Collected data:
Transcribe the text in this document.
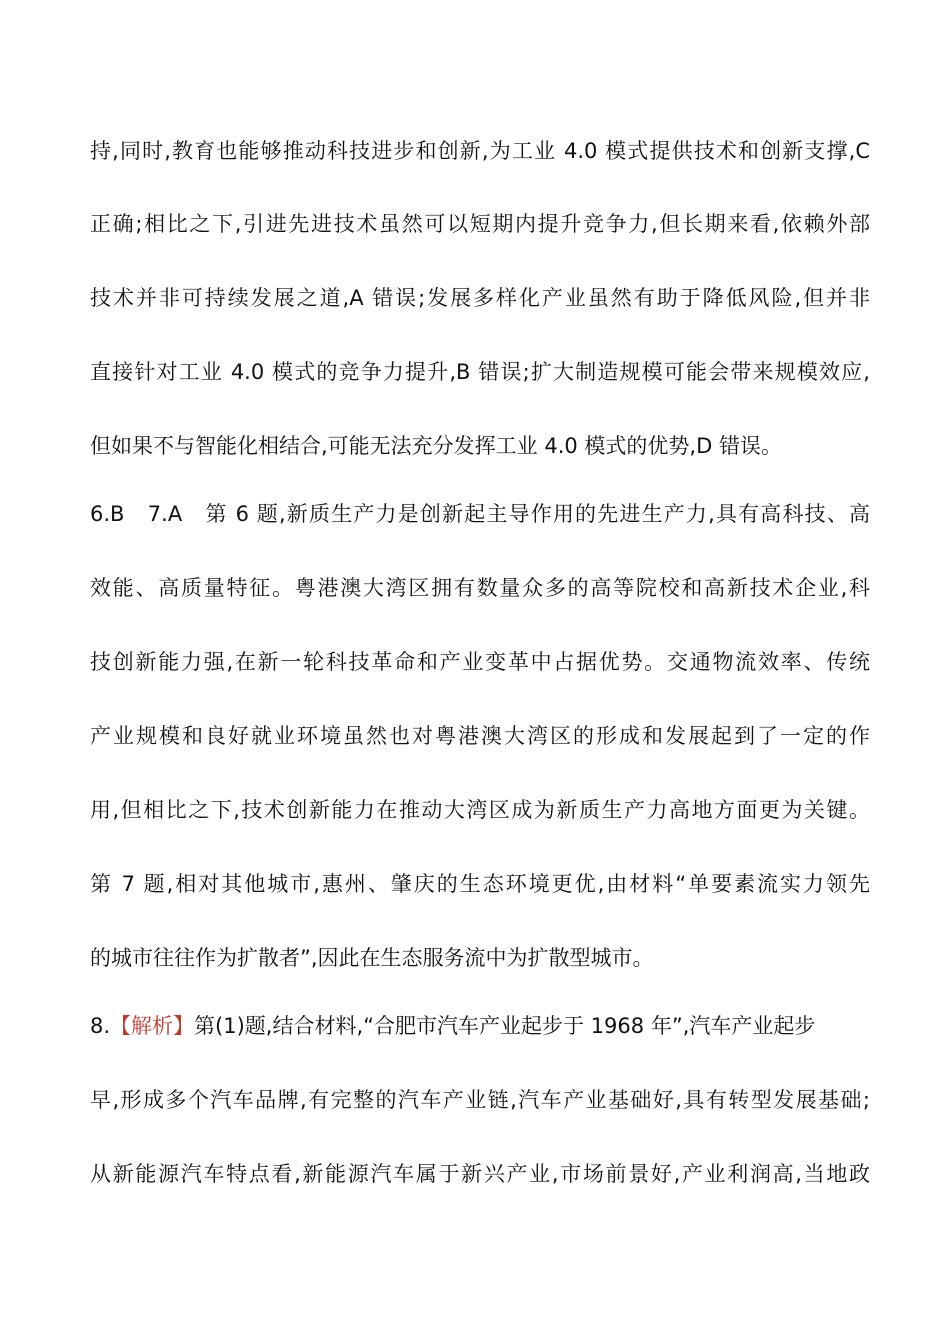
持,同时,教育也能够推动科技进步和创新,为工业 4.0 模式提供技术和创新支撑,C
正确;相比之下,引进先进技术虽然可以短期内提升竞争力,但长期来看,依赖外部
技术并非可持续发展之道,A 错误;发展多样化产业虽然有助于降低风险,但并非
直接针对工业 4.0 模式的竞争力提升,B 错误;扩大制造规模可能会带来规模效应,
但如果不与智能化相结合,可能无法充分发挥工业 4.0 模式的优势,D 错误。
6.B　7.A　第 6 题,新质生产力是创新起主导作用的先进生产力,具有高科技、高
效能、高质量特征。粤港澳大湾区拥有数量众多的高等院校和高新技术企业,科
技创新能力强,在新一轮科技革命和产业变革中占据优势。交通物流效率、传统
产业规模和良好就业环境虽然也对粤港澳大湾区的形成和发展起到了一定的作
用,但相比之下,技术创新能力在推动大湾区成为新质生产力高地方面更为关键。
第 7 题,相对其他城市,惠州、肇庆的生态环境更优,由材料“单要素流实力领先
的城市往往作为扩散者”,因此在生态服务流中为扩散型城市。
8.【解析】第(1)题,结合材料,“合肥市汽车产业起步于 1968 年”,汽车产业起步
早,形成多个汽车品牌,有完整的汽车产业链,汽车产业基础好,具有转型发展基础;
从新能源汽车特点看,新能源汽车属于新兴产业,市场前景好,产业利润高,当地政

# Problem to work on:
Retype each entry precisely. Skip images entirely.

# Written response:
Transcribe the text in this document.
持,同时,教育也能够推动科技进步和创新,为工业 4.0 模式提供技术和创新支撑,C
正确;相比之下,引进先进技术虽然可以短期内提升竞争力,但长期来看,依赖外部
技术并非可持续发展之道,A 错误;发展多样化产业虽然有助于降低风险,但并非
直接针对工业 4.0 模式的竞争力提升,B 错误;扩大制造规模可能会带来规模效应,
但如果不与智能化相结合,可能无法充分发挥工业 4.0 模式的优势,D 错误。
6.B　7.A　第 6 题,新质生产力是创新起主导作用的先进生产力,具有高科技、高
效能、高质量特征。粤港澳大湾区拥有数量众多的高等院校和高新技术企业,科
技创新能力强,在新一轮科技革命和产业变革中占据优势。交通物流效率、传统
产业规模和良好就业环境虽然也对粤港澳大湾区的形成和发展起到了一定的作
用,但相比之下,技术创新能力在推动大湾区成为新质生产力高地方面更为关键。
第 7 题,相对其他城市,惠州、肇庆的生态环境更优,由材料“单要素流实力领先
的城市往往作为扩散者”,因此在生态服务流中为扩散型城市。
8.【解析】第(1)题,结合材料,“合肥市汽车产业起步于 1968 年”,汽车产业起步
早,形成多个汽车品牌,有完整的汽车产业链,汽车产业基础好,具有转型发展基础;
从新能源汽车特点看,新能源汽车属于新兴产业,市场前景好,产业利润高,当地政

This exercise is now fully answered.